*What to work on*: Determine which lines contain the word "eating", then copy those lines.

BEGIN Records for processing

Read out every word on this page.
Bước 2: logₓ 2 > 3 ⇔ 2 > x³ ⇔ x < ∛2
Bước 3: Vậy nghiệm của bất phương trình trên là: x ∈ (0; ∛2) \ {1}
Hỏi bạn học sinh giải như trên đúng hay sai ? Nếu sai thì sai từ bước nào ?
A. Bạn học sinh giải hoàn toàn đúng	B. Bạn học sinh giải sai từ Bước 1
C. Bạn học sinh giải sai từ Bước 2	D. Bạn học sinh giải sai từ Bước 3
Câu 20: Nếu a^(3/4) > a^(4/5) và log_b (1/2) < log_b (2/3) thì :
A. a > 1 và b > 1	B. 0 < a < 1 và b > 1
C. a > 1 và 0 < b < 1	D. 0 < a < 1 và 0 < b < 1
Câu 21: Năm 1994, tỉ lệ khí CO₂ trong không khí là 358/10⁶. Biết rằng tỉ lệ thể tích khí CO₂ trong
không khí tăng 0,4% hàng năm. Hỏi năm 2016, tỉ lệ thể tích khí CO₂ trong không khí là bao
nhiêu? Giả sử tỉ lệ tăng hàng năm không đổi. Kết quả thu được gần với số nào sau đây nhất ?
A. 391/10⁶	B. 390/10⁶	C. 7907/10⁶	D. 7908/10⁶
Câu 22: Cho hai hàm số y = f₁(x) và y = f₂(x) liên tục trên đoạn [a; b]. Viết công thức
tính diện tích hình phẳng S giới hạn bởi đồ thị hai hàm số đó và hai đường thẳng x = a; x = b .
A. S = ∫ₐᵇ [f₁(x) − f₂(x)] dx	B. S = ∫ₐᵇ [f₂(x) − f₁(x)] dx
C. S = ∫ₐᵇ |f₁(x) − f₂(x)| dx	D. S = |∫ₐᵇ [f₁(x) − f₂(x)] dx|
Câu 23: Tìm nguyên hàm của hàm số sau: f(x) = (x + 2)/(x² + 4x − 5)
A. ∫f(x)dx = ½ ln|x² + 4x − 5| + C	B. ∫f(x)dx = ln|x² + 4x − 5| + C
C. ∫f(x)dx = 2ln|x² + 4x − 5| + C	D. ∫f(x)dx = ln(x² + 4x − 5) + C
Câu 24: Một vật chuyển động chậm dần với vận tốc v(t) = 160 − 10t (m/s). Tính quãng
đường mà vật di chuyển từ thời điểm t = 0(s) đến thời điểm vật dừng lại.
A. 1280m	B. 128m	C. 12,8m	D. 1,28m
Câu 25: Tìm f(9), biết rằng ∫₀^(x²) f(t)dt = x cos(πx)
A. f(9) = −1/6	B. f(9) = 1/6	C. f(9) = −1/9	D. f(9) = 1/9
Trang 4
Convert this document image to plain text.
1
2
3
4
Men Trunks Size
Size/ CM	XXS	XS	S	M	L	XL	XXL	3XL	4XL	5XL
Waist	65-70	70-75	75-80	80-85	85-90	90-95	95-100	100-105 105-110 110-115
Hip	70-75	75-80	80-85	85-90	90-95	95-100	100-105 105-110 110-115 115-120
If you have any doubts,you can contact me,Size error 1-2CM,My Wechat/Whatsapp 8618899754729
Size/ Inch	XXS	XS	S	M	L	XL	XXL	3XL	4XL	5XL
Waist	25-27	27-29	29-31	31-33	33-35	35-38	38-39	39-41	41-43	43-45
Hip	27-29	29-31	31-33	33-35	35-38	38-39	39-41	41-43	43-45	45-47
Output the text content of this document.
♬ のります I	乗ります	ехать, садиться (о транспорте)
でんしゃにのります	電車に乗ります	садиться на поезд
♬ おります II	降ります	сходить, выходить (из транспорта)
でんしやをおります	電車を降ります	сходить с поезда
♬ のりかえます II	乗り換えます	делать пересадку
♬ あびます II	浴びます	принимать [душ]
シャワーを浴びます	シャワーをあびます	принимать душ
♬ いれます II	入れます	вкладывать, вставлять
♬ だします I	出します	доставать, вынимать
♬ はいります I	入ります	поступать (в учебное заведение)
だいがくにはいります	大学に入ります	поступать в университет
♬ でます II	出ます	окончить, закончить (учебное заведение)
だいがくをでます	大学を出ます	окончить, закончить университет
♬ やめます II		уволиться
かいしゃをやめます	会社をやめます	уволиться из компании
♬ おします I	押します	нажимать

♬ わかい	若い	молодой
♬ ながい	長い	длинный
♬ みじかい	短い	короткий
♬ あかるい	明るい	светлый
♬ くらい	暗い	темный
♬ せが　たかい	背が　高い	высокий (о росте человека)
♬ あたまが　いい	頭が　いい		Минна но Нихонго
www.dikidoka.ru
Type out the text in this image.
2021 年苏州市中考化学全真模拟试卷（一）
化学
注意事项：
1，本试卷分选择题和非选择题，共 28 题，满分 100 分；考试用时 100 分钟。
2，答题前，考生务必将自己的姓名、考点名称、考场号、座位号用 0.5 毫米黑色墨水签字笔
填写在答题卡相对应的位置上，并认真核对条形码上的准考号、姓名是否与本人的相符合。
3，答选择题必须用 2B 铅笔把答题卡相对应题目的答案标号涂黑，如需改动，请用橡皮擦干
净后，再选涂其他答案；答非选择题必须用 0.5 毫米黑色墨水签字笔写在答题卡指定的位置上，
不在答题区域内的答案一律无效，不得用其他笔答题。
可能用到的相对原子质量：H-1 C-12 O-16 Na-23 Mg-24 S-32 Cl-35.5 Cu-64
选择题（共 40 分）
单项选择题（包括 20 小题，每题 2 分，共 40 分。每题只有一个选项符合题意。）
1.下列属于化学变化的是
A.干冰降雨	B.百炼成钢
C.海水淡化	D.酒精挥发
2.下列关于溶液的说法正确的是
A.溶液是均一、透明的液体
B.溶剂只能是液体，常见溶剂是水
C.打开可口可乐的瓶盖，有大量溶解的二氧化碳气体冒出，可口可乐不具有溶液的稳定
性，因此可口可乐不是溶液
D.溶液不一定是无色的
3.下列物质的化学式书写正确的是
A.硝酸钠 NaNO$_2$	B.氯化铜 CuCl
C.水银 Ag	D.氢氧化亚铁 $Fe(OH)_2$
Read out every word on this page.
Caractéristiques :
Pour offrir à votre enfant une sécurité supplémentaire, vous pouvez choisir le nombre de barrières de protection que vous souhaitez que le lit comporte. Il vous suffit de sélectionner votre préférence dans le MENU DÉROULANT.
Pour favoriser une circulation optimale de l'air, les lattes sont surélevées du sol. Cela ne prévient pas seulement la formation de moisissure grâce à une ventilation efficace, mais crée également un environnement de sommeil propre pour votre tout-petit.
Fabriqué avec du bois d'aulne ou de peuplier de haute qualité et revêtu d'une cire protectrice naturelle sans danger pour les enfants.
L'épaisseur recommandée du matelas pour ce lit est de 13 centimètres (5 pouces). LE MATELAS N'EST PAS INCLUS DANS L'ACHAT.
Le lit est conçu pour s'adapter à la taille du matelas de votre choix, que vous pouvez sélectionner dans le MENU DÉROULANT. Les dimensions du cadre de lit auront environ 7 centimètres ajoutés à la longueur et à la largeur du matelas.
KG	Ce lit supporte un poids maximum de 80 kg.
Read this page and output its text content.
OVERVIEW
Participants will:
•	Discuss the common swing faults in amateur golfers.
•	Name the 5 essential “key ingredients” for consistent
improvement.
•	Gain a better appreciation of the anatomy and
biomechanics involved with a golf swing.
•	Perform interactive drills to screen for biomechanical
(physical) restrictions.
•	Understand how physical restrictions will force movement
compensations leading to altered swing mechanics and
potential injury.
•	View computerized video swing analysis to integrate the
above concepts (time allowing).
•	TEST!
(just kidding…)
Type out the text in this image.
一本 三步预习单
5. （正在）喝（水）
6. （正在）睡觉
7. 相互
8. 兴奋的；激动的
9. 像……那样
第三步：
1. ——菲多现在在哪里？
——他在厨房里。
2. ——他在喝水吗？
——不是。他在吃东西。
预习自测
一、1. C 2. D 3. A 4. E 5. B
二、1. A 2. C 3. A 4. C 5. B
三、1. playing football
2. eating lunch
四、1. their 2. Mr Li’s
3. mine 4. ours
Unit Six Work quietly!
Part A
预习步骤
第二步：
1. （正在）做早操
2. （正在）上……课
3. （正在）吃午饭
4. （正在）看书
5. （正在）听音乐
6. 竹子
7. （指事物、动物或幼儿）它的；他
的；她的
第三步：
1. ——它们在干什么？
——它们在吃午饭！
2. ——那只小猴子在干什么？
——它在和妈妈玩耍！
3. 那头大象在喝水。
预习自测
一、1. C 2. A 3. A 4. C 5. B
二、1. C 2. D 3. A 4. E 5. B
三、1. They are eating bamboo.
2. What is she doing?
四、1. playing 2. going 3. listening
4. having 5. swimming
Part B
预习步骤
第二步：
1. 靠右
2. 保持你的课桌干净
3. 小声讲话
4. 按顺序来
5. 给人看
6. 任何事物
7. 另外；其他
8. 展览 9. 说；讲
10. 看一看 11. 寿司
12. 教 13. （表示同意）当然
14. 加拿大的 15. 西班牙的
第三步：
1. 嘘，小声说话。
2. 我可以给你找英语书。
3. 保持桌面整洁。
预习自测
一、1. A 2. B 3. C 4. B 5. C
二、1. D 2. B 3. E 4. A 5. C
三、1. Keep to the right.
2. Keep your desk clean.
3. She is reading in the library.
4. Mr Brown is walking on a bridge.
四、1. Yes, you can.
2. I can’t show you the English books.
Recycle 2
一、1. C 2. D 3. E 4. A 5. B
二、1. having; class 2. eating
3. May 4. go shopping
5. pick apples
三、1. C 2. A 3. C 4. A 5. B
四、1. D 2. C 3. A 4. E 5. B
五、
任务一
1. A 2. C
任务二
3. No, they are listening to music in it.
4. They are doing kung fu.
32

END Records for processing

*Response*:
2. eating lunch
三、1. They are eating bamboo.
二、1. having; class 2. eating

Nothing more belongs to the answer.